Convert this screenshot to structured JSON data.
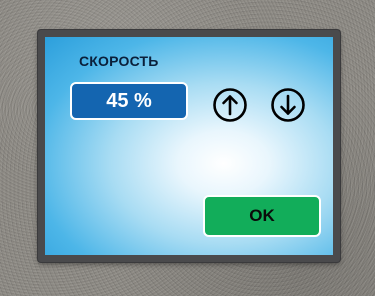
{
  "panel": {
    "label": "СКОРОСТЬ",
    "value": "45 %",
    "up_icon": "arrow-up-circle-icon",
    "down_icon": "arrow-down-circle-icon",
    "ok_label": "OK"
  },
  "colors": {
    "value_box": "#1465b0",
    "ok_button": "#12ad5a",
    "label_text": "#0a1f3a",
    "screen_edge": "#2c9fdc",
    "bezel": "#4a4a4c"
  }
}
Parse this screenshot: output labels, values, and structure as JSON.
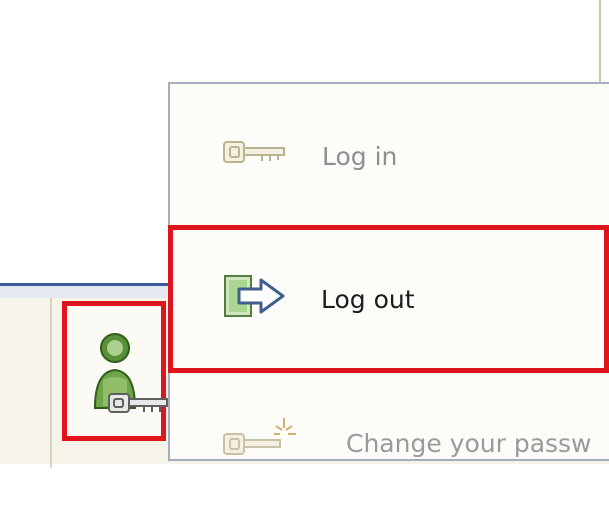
{
  "menu": {
    "items": [
      {
        "label": "Log in",
        "icon": "key-icon",
        "enabled": false
      },
      {
        "label": "Log out",
        "icon": "logout-arrow-icon",
        "enabled": true
      },
      {
        "label": "Change your passw",
        "icon": "key-sparkle-icon",
        "enabled": false
      }
    ]
  },
  "taskbar": {
    "user_button_icon": "user-key-icon"
  },
  "colors": {
    "highlight": "#e0141c",
    "taskbar_edge": "#3b5a9a",
    "disabled_text": "#8f8f8f"
  }
}
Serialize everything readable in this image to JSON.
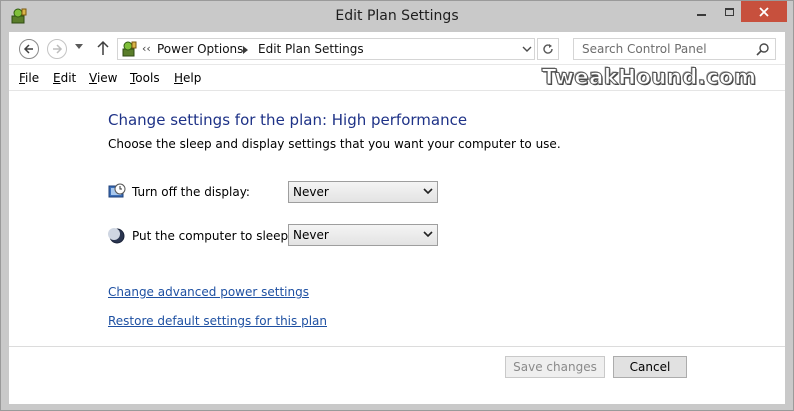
{
  "window": {
    "title": "Edit Plan Settings",
    "close_color": "#c7503d"
  },
  "nav": {
    "breadcrumb_prefix": "‹‹",
    "breadcrumb": [
      "Power Options",
      "Edit Plan Settings"
    ],
    "search_placeholder": "Search Control Panel"
  },
  "menu": {
    "items": [
      {
        "first": "F",
        "rest": "ile"
      },
      {
        "first": "E",
        "rest": "dit"
      },
      {
        "first": "V",
        "rest": "iew"
      },
      {
        "first": "T",
        "rest": "ools"
      },
      {
        "first": "H",
        "rest": "elp"
      }
    ],
    "watermark": "TweakHound.com"
  },
  "content": {
    "heading": "Change settings for the plan: High performance",
    "subheading": "Choose the sleep and display settings that you want your computer to use.",
    "settings": [
      {
        "label": "Turn off the display:",
        "value": "Never",
        "icon": "display-timer-icon"
      },
      {
        "label": "Put the computer to sleep:",
        "value": "Never",
        "icon": "sleep-moon-icon"
      }
    ],
    "links": [
      "Change advanced power settings",
      "Restore default settings for this plan"
    ],
    "heading_color": "#1e3287",
    "link_color": "#1e50a2"
  },
  "footer": {
    "save_label": "Save changes",
    "cancel_label": "Cancel"
  }
}
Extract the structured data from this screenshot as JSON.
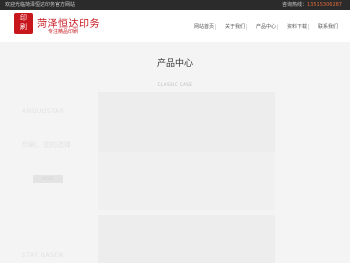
{
  "topbar": {
    "welcome": "欢迎光临菏泽恒达印务官方网站",
    "hotline_label": "咨询热线：",
    "hotline_number": "13515306287"
  },
  "logo": {
    "seal_chars": [
      "印",
      "刷"
    ],
    "name": "菏泽恒达印务",
    "slogan": "专注精品印刷"
  },
  "nav": [
    {
      "label": "网站首页"
    },
    {
      "label": "关于我们"
    },
    {
      "label": "产品中心"
    },
    {
      "label": "资料下载"
    },
    {
      "label": "联系我们"
    }
  ],
  "section": {
    "title": "产品中心",
    "subtitle": "CLASSIC CASE"
  },
  "ghost": {
    "en_1": "ANQUOSTAR",
    "cn_1": "印刷，您的选择",
    "more": "MORE",
    "en_2": "STAY BASEN"
  },
  "colors": {
    "brand_red": "#c8161d",
    "topbar_bg": "#2b2b2b",
    "hotline_accent": "#e06a3a"
  }
}
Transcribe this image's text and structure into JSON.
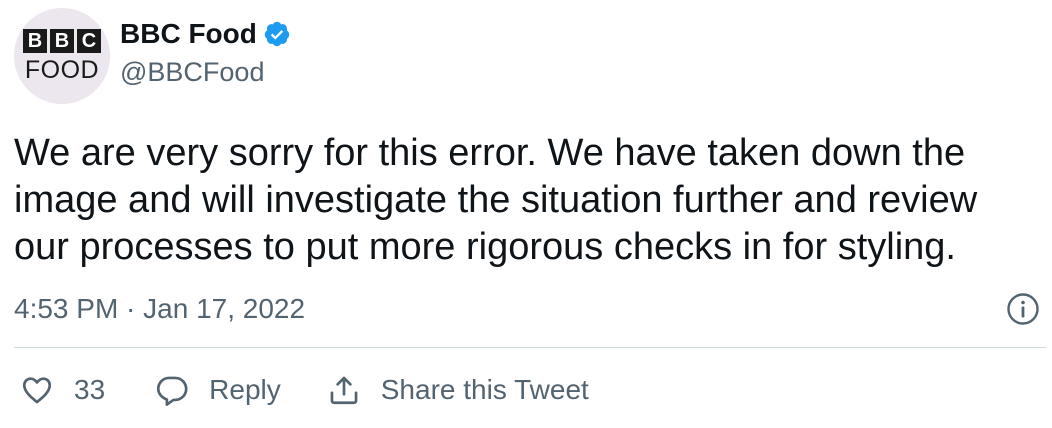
{
  "author": {
    "avatar_logo_letters": [
      "B",
      "B",
      "C"
    ],
    "avatar_logo_word": "FOOD",
    "display_name": "BBC Food",
    "handle": "@BBCFood",
    "verified_icon": "verified-badge-icon",
    "verified_color": "#1d9bf0"
  },
  "tweet": {
    "text": "We are very sorry for this error. We have taken down the image and will investigate the situation further and review our processes to put more rigorous checks in for styling.",
    "timestamp": "4:53 PM · Jan 17, 2022"
  },
  "actions": {
    "like_count": "33",
    "reply_label": "Reply",
    "share_label": "Share this Tweet"
  },
  "colors": {
    "text_primary": "#0f1419",
    "text_secondary": "#536471",
    "divider": "#cfd9de",
    "avatar_bg": "#ece6ee"
  }
}
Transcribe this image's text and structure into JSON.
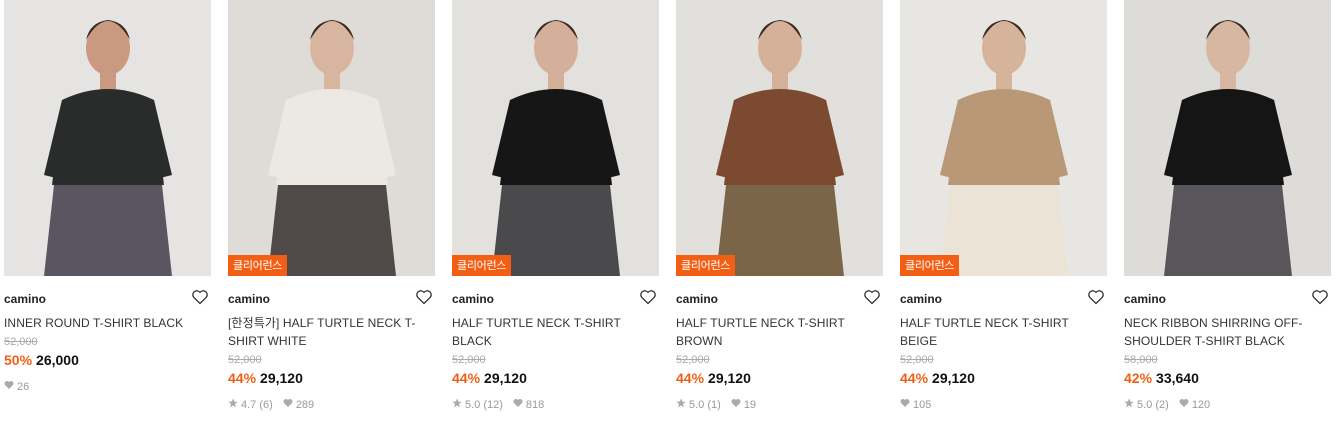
{
  "products": [
    {
      "brand": "camino",
      "name": "INNER ROUND T-SHIRT BLACK",
      "badge": "",
      "original_price": "52,000",
      "discount": "50%",
      "price": "26,000",
      "rating": "",
      "review_count": "",
      "likes": "26",
      "colors": {
        "bg": "#e6e4e2",
        "top": "#2a2c2c",
        "bottom": "#5b5561",
        "skin": "#c99a80"
      }
    },
    {
      "brand": "camino",
      "name": "[한정특가] HALF TURTLE NECK T-SHIRT WHITE",
      "badge": "클리어런스",
      "original_price": "52,000",
      "discount": "44%",
      "price": "29,120",
      "rating": "4.7",
      "review_count": "(6)",
      "likes": "289",
      "colors": {
        "bg": "#dfdcd8",
        "top": "#ece9e3",
        "bottom": "#4f4a47",
        "skin": "#d8b59e"
      }
    },
    {
      "brand": "camino",
      "name": "HALF TURTLE NECK T-SHIRT BLACK",
      "badge": "클리어런스",
      "original_price": "52,000",
      "discount": "44%",
      "price": "29,120",
      "rating": "5.0",
      "review_count": "(12)",
      "likes": "818",
      "colors": {
        "bg": "#e3e1de",
        "top": "#161616",
        "bottom": "#4a4a4c",
        "skin": "#d4b09a"
      }
    },
    {
      "brand": "camino",
      "name": "HALF TURTLE NECK T-SHIRT BROWN",
      "badge": "클리어런스",
      "original_price": "52,000",
      "discount": "44%",
      "price": "29,120",
      "rating": "5.0",
      "review_count": "(1)",
      "likes": "19",
      "colors": {
        "bg": "#e2e0dc",
        "top": "#7b4a30",
        "bottom": "#7a6548",
        "skin": "#d5b19a"
      }
    },
    {
      "brand": "camino",
      "name": "HALF TURTLE NECK T-SHIRT BEIGE",
      "badge": "클리어런스",
      "original_price": "52,000",
      "discount": "44%",
      "price": "29,120",
      "rating": "",
      "review_count": "",
      "likes": "105",
      "colors": {
        "bg": "#e8e6e2",
        "top": "#b99878",
        "bottom": "#ebe3d6",
        "skin": "#d6b39b"
      }
    },
    {
      "brand": "camino",
      "name": "NECK RIBBON SHIRRING OFF-SHOULDER T-SHIRT BLACK",
      "badge": "",
      "original_price": "58,000",
      "discount": "42%",
      "price": "33,640",
      "rating": "5.0",
      "review_count": "(2)",
      "likes": "120",
      "colors": {
        "bg": "#dddcd9",
        "top": "#151515",
        "bottom": "#58565a",
        "skin": "#d7b6a2"
      }
    }
  ],
  "icons": {
    "wishlist": "heart-outline-icon",
    "rating": "star-icon",
    "likes": "heart-filled-icon"
  }
}
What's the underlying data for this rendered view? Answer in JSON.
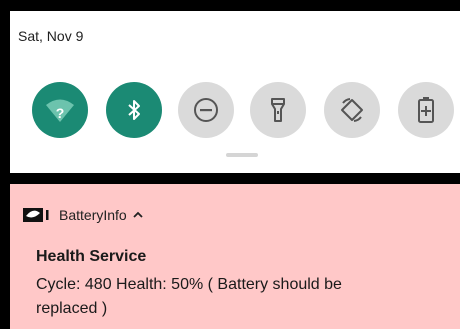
++++++++
■ Stated goal ■
List all lines where "SHIRT" occurs.

■ Exercise response ■
      "name": "INNER ROUND T-SHIRT BLACK",
      "name": "[한정특가] HALF TURTLE NECK T-SHIRT WHITE",
      "name": "HALF TURTLE NECK T-SHIRT BLACK",
      "name": "HALF TURTLE NECK T-SHIRT BROWN",
      "name": "HALF TURTLE NECK T-SHIRT BEIGE",
      "name": "NECK RIBBON SHIRRING OFF-SHOULDER T-SHIRT BLACK",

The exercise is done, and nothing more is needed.